> **Exercise instructions**
Report every line in the listing below where the string "velocity" shows up.

[Entries from a visual dataset]
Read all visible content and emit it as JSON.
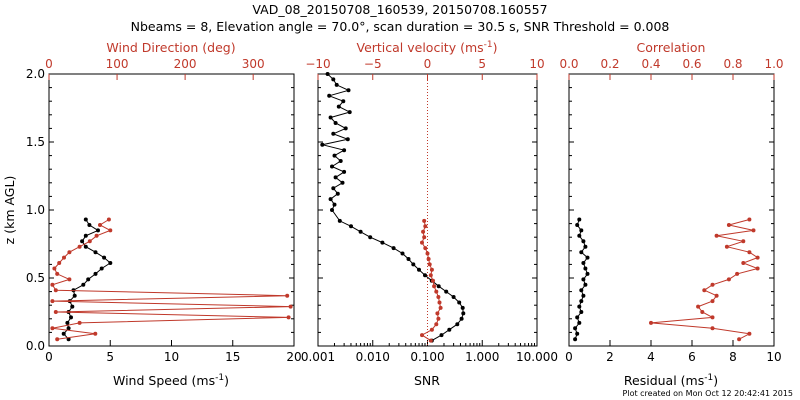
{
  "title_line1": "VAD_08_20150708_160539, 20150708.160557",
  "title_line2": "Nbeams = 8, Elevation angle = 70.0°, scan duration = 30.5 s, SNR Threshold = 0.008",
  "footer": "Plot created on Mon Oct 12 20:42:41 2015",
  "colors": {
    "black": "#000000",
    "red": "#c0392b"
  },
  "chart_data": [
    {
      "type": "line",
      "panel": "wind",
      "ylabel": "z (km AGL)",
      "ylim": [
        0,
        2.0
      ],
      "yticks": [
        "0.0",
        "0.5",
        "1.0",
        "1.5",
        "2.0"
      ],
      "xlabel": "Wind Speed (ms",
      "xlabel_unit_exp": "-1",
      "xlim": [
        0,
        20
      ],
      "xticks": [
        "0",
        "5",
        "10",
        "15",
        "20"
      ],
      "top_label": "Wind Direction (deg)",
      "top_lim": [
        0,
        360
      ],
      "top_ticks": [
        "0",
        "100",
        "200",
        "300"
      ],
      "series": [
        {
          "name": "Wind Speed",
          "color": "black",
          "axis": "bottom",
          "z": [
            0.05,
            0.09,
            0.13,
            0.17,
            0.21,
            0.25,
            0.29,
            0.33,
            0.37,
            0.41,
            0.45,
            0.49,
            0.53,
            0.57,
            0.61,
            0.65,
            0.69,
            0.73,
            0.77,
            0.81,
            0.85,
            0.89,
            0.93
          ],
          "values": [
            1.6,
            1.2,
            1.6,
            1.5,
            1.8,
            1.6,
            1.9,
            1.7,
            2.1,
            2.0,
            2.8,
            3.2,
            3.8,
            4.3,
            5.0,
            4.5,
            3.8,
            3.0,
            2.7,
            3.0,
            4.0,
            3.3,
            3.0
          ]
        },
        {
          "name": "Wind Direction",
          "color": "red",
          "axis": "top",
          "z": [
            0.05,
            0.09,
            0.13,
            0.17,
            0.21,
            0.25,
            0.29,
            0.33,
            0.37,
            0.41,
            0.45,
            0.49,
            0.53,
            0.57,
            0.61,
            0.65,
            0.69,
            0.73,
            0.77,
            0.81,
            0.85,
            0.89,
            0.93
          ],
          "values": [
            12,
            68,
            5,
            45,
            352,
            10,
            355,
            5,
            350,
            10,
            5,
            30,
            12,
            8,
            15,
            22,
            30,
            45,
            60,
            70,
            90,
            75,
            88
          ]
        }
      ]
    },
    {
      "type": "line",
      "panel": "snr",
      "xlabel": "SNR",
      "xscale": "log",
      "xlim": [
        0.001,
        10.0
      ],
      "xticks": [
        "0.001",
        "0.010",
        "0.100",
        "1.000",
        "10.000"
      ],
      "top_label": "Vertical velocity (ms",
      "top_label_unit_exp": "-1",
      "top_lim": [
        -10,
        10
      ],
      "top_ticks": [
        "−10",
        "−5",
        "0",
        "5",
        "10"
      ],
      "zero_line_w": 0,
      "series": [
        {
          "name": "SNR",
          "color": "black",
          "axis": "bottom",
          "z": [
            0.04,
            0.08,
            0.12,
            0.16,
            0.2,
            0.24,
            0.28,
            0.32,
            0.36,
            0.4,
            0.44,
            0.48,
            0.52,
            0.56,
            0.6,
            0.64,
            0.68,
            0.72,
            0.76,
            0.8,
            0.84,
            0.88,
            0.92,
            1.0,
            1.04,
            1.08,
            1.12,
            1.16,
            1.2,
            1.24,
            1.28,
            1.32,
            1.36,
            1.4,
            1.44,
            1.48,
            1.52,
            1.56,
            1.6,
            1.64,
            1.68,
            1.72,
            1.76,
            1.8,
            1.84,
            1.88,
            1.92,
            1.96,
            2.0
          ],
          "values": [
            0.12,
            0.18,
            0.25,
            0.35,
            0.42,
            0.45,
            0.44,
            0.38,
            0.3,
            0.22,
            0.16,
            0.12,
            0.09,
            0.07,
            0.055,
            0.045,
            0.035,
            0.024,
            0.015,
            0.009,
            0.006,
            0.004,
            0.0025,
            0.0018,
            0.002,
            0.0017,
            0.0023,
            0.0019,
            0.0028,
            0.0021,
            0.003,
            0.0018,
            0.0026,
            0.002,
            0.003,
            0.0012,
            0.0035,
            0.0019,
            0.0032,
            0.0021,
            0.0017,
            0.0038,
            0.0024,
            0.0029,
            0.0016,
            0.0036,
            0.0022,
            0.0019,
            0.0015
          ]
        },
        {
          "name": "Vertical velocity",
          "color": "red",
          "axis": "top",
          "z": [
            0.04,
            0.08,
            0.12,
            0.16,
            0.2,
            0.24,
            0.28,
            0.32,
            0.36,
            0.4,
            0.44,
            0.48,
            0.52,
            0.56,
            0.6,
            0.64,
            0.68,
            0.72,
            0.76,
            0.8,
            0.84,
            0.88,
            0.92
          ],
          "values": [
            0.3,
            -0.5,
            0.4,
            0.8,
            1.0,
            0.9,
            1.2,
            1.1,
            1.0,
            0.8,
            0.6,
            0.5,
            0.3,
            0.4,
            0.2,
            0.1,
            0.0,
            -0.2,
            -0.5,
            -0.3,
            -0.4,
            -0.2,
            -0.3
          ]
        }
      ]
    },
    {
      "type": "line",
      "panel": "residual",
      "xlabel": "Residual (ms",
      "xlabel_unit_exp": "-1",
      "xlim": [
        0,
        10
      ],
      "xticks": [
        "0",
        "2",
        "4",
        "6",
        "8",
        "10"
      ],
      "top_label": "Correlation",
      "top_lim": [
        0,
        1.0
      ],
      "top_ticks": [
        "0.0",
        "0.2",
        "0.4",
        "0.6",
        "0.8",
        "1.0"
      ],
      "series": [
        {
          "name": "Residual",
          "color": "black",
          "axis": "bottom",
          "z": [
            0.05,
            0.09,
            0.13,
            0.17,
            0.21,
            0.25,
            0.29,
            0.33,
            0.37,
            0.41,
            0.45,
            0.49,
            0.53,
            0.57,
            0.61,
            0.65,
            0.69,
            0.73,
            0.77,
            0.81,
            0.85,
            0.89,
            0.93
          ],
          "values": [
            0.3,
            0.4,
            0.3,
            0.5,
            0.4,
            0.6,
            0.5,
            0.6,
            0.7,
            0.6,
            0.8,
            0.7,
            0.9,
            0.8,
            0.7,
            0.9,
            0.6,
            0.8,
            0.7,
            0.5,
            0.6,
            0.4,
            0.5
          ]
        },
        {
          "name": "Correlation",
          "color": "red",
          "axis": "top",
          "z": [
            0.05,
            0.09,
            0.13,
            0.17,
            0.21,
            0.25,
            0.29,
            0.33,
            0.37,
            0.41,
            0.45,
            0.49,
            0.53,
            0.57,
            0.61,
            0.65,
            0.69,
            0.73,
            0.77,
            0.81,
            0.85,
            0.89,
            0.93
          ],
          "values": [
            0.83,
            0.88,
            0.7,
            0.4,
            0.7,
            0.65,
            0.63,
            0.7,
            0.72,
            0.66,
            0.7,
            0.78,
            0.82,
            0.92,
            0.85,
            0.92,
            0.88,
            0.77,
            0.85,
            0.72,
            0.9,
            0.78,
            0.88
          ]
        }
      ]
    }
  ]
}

---

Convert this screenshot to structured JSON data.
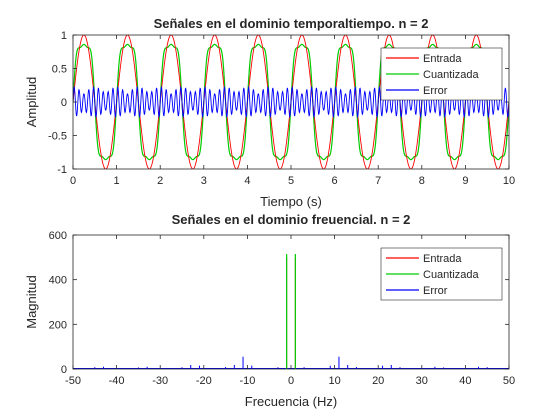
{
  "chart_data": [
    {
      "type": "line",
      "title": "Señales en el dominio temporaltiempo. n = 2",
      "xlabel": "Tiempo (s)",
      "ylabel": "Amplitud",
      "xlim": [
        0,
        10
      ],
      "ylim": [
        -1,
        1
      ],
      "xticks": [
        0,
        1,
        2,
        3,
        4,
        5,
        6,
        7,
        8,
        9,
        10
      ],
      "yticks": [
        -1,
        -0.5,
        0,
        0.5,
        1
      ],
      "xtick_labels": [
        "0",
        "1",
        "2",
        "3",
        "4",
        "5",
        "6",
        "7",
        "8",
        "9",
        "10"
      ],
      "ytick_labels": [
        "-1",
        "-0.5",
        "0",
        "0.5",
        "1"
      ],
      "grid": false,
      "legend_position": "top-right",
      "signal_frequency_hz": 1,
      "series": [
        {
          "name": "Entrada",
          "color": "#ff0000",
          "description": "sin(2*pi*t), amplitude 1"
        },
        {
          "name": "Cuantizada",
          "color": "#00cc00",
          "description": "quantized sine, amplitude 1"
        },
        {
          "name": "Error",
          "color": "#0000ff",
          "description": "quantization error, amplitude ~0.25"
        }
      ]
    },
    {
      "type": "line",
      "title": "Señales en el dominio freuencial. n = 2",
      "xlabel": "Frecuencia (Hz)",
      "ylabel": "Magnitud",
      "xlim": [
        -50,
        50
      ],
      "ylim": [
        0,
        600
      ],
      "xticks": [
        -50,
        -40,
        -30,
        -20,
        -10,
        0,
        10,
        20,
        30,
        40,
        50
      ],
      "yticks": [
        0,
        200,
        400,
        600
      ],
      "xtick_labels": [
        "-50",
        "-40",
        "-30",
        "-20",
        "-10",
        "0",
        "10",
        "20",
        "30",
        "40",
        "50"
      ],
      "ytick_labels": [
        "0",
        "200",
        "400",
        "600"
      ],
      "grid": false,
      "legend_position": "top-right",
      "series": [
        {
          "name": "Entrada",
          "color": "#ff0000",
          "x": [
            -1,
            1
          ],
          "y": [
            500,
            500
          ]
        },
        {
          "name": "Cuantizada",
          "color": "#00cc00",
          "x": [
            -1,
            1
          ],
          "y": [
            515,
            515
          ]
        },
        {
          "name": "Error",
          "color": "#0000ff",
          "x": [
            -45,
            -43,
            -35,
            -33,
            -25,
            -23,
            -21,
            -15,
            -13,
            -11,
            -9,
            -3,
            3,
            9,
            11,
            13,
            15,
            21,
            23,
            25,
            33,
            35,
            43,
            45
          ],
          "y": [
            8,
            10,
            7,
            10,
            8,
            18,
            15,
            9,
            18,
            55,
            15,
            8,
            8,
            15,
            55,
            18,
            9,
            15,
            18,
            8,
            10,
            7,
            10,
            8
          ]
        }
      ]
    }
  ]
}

> **Answer to the task**
      "top_label": "Vertical velocity (ms",
          "name": "Vertical velocity",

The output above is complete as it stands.